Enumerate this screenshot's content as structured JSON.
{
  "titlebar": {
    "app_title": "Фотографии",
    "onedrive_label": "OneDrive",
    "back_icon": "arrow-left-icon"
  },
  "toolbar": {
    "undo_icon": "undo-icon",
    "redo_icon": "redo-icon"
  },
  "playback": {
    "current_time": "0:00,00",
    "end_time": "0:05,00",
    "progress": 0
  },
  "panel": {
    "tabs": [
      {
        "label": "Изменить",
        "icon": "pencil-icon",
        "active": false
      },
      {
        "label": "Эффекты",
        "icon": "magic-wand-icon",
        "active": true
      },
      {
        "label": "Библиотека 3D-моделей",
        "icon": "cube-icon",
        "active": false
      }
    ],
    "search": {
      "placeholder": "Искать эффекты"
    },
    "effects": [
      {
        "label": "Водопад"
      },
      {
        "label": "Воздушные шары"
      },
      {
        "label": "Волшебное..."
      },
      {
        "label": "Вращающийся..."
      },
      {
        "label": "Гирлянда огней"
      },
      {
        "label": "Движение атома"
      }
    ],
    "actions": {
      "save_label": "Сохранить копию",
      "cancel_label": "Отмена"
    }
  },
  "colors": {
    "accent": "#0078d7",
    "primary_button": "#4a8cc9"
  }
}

- - -

OBJECTIVE >>
Write down every line of the data exactly as it appears above.

RIGHT ANSWER >>
Enumerate this screenshot's content as structured JSON.
{
  "titlebar": {
    "app_title": "Фотографии",
    "onedrive_label": "OneDrive",
    "back_icon": "arrow-left-icon"
  },
  "toolbar": {
    "undo_icon": "undo-icon",
    "redo_icon": "redo-icon"
  },
  "playback": {
    "current_time": "0:00,00",
    "end_time": "0:05,00",
    "progress": 0
  },
  "panel": {
    "tabs": [
      {
        "label": "Изменить",
        "icon": "pencil-icon",
        "active": false
      },
      {
        "label": "Эффекты",
        "icon": "magic-wand-icon",
        "active": true
      },
      {
        "label": "Библиотека 3D-моделей",
        "icon": "cube-icon",
        "active": false
      }
    ],
    "search": {
      "placeholder": "Искать эффекты"
    },
    "effects": [
      {
        "label": "Водопад"
      },
      {
        "label": "Воздушные шары"
      },
      {
        "label": "Волшебное..."
      },
      {
        "label": "Вращающийся..."
      },
      {
        "label": "Гирлянда огней"
      },
      {
        "label": "Движение атома"
      }
    ],
    "actions": {
      "save_label": "Сохранить копию",
      "cancel_label": "Отмена"
    }
  },
  "colors": {
    "accent": "#0078d7",
    "primary_button": "#4a8cc9"
  }
}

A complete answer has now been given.